TASK TO COMPLETE
Will you print the material below without altering a single character?
_ _ _
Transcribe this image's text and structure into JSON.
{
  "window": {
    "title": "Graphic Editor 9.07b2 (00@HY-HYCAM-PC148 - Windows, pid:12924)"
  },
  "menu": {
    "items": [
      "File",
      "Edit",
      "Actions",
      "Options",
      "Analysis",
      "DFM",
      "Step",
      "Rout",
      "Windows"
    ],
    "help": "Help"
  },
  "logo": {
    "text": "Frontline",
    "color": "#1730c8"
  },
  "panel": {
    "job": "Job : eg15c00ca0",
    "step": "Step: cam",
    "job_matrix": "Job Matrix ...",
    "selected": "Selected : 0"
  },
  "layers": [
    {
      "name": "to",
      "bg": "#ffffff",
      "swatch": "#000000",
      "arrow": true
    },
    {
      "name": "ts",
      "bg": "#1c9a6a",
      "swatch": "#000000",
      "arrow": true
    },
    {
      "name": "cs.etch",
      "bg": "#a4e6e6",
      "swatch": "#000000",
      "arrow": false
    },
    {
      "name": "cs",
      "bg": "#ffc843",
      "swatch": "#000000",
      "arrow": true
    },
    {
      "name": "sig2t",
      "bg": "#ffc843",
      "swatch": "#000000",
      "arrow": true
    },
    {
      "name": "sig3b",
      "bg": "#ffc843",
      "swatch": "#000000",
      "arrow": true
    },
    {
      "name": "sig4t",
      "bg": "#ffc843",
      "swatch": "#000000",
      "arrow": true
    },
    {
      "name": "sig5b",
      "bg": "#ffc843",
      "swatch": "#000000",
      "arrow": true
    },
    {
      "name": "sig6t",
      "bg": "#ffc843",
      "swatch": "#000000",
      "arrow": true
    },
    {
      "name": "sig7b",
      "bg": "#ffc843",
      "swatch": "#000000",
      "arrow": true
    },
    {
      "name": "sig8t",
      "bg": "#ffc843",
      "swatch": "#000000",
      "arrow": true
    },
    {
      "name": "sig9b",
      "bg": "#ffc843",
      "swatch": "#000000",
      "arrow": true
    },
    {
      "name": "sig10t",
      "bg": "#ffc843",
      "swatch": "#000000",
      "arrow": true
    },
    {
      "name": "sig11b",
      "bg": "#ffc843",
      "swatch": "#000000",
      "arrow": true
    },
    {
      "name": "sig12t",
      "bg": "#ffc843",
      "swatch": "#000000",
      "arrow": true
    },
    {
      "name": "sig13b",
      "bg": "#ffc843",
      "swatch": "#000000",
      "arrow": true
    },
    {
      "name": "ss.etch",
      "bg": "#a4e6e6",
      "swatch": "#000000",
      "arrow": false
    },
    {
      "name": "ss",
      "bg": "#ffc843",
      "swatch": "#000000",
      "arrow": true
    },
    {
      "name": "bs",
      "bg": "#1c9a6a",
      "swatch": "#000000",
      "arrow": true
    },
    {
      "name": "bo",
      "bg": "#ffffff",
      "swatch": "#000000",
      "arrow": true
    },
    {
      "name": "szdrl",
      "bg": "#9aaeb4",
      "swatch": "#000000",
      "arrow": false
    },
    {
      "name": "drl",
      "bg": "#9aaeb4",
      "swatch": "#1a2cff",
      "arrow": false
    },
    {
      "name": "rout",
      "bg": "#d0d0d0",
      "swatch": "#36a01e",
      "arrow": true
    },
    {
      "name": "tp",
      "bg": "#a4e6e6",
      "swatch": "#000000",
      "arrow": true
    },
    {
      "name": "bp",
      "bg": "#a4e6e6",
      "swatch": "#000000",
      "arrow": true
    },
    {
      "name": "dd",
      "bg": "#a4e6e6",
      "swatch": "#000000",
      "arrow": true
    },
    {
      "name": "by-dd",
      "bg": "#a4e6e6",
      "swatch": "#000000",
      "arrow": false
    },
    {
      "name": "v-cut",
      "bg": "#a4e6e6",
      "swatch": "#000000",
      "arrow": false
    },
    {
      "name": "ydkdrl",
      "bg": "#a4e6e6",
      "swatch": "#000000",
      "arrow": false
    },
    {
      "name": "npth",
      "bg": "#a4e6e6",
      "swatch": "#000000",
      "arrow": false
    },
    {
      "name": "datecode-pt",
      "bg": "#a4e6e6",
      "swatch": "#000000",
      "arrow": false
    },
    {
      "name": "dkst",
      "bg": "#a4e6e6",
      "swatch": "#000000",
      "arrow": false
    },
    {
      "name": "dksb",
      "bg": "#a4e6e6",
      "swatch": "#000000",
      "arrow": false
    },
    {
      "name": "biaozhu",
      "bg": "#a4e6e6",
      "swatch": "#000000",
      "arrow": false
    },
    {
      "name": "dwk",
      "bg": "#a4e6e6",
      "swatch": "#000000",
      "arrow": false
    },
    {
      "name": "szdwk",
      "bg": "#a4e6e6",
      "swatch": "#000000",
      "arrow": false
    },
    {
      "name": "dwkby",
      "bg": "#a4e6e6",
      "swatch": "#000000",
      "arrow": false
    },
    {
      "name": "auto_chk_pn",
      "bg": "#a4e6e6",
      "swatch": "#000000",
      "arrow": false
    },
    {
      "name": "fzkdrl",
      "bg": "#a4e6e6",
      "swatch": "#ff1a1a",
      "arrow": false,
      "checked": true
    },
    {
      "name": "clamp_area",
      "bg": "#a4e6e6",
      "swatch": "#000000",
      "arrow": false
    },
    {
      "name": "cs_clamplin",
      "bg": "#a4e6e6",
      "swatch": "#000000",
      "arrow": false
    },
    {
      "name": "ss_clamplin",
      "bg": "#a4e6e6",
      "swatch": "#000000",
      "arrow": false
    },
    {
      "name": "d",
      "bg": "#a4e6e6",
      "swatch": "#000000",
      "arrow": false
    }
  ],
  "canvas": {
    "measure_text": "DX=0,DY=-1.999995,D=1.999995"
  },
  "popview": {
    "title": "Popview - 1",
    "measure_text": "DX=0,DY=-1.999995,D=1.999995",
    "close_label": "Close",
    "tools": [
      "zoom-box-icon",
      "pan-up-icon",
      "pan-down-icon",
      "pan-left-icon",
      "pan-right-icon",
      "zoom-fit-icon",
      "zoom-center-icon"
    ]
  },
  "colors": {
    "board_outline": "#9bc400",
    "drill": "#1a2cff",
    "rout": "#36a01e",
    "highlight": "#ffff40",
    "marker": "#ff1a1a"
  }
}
_ _ _
EXERCISE SOLUTION
Transcribe this image's text and structure into JSON.
{
  "window": {
    "title": "Graphic Editor 9.07b2 (00@HY-HYCAM-PC148 - Windows, pid:12924)"
  },
  "menu": {
    "items": [
      "File",
      "Edit",
      "Actions",
      "Options",
      "Analysis",
      "DFM",
      "Step",
      "Rout",
      "Windows"
    ],
    "help": "Help"
  },
  "logo": {
    "text": "Frontline",
    "color": "#1730c8"
  },
  "panel": {
    "job": "Job : eg15c00ca0",
    "step": "Step: cam",
    "job_matrix": "Job Matrix ...",
    "selected": "Selected : 0"
  },
  "layers": [
    {
      "name": "to",
      "bg": "#ffffff",
      "swatch": "#000000",
      "arrow": true
    },
    {
      "name": "ts",
      "bg": "#1c9a6a",
      "swatch": "#000000",
      "arrow": true
    },
    {
      "name": "cs.etch",
      "bg": "#a4e6e6",
      "swatch": "#000000",
      "arrow": false
    },
    {
      "name": "cs",
      "bg": "#ffc843",
      "swatch": "#000000",
      "arrow": true
    },
    {
      "name": "sig2t",
      "bg": "#ffc843",
      "swatch": "#000000",
      "arrow": true
    },
    {
      "name": "sig3b",
      "bg": "#ffc843",
      "swatch": "#000000",
      "arrow": true
    },
    {
      "name": "sig4t",
      "bg": "#ffc843",
      "swatch": "#000000",
      "arrow": true
    },
    {
      "name": "sig5b",
      "bg": "#ffc843",
      "swatch": "#000000",
      "arrow": true
    },
    {
      "name": "sig6t",
      "bg": "#ffc843",
      "swatch": "#000000",
      "arrow": true
    },
    {
      "name": "sig7b",
      "bg": "#ffc843",
      "swatch": "#000000",
      "arrow": true
    },
    {
      "name": "sig8t",
      "bg": "#ffc843",
      "swatch": "#000000",
      "arrow": true
    },
    {
      "name": "sig9b",
      "bg": "#ffc843",
      "swatch": "#000000",
      "arrow": true
    },
    {
      "name": "sig10t",
      "bg": "#ffc843",
      "swatch": "#000000",
      "arrow": true
    },
    {
      "name": "sig11b",
      "bg": "#ffc843",
      "swatch": "#000000",
      "arrow": true
    },
    {
      "name": "sig12t",
      "bg": "#ffc843",
      "swatch": "#000000",
      "arrow": true
    },
    {
      "name": "sig13b",
      "bg": "#ffc843",
      "swatch": "#000000",
      "arrow": true
    },
    {
      "name": "ss.etch",
      "bg": "#a4e6e6",
      "swatch": "#000000",
      "arrow": false
    },
    {
      "name": "ss",
      "bg": "#ffc843",
      "swatch": "#000000",
      "arrow": true
    },
    {
      "name": "bs",
      "bg": "#1c9a6a",
      "swatch": "#000000",
      "arrow": true
    },
    {
      "name": "bo",
      "bg": "#ffffff",
      "swatch": "#000000",
      "arrow": true
    },
    {
      "name": "szdrl",
      "bg": "#9aaeb4",
      "swatch": "#000000",
      "arrow": false
    },
    {
      "name": "drl",
      "bg": "#9aaeb4",
      "swatch": "#1a2cff",
      "arrow": false
    },
    {
      "name": "rout",
      "bg": "#d0d0d0",
      "swatch": "#36a01e",
      "arrow": true
    },
    {
      "name": "tp",
      "bg": "#a4e6e6",
      "swatch": "#000000",
      "arrow": true
    },
    {
      "name": "bp",
      "bg": "#a4e6e6",
      "swatch": "#000000",
      "arrow": true
    },
    {
      "name": "dd",
      "bg": "#a4e6e6",
      "swatch": "#000000",
      "arrow": true
    },
    {
      "name": "by-dd",
      "bg": "#a4e6e6",
      "swatch": "#000000",
      "arrow": false
    },
    {
      "name": "v-cut",
      "bg": "#a4e6e6",
      "swatch": "#000000",
      "arrow": false
    },
    {
      "name": "ydkdrl",
      "bg": "#a4e6e6",
      "swatch": "#000000",
      "arrow": false
    },
    {
      "name": "npth",
      "bg": "#a4e6e6",
      "swatch": "#000000",
      "arrow": false
    },
    {
      "name": "datecode-pt",
      "bg": "#a4e6e6",
      "swatch": "#000000",
      "arrow": false
    },
    {
      "name": "dkst",
      "bg": "#a4e6e6",
      "swatch": "#000000",
      "arrow": false
    },
    {
      "name": "dksb",
      "bg": "#a4e6e6",
      "swatch": "#000000",
      "arrow": false
    },
    {
      "name": "biaozhu",
      "bg": "#a4e6e6",
      "swatch": "#000000",
      "arrow": false
    },
    {
      "name": "dwk",
      "bg": "#a4e6e6",
      "swatch": "#000000",
      "arrow": false
    },
    {
      "name": "szdwk",
      "bg": "#a4e6e6",
      "swatch": "#000000",
      "arrow": false
    },
    {
      "name": "dwkby",
      "bg": "#a4e6e6",
      "swatch": "#000000",
      "arrow": false
    },
    {
      "name": "auto_chk_pn",
      "bg": "#a4e6e6",
      "swatch": "#000000",
      "arrow": false
    },
    {
      "name": "fzkdrl",
      "bg": "#a4e6e6",
      "swatch": "#ff1a1a",
      "arrow": false,
      "checked": true
    },
    {
      "name": "clamp_area",
      "bg": "#a4e6e6",
      "swatch": "#000000",
      "arrow": false
    },
    {
      "name": "cs_clamplin",
      "bg": "#a4e6e6",
      "swatch": "#000000",
      "arrow": false
    },
    {
      "name": "ss_clamplin",
      "bg": "#a4e6e6",
      "swatch": "#000000",
      "arrow": false
    },
    {
      "name": "d",
      "bg": "#a4e6e6",
      "swatch": "#000000",
      "arrow": false
    }
  ],
  "canvas": {
    "measure_text": "DX=0,DY=-1.999995,D=1.999995"
  },
  "popview": {
    "title": "Popview - 1",
    "measure_text": "DX=0,DY=-1.999995,D=1.999995",
    "close_label": "Close",
    "tools": [
      "zoom-box-icon",
      "pan-up-icon",
      "pan-down-icon",
      "pan-left-icon",
      "pan-right-icon",
      "zoom-fit-icon",
      "zoom-center-icon"
    ]
  },
  "colors": {
    "board_outline": "#9bc400",
    "drill": "#1a2cff",
    "rout": "#36a01e",
    "highlight": "#ffff40",
    "marker": "#ff1a1a"
  }
}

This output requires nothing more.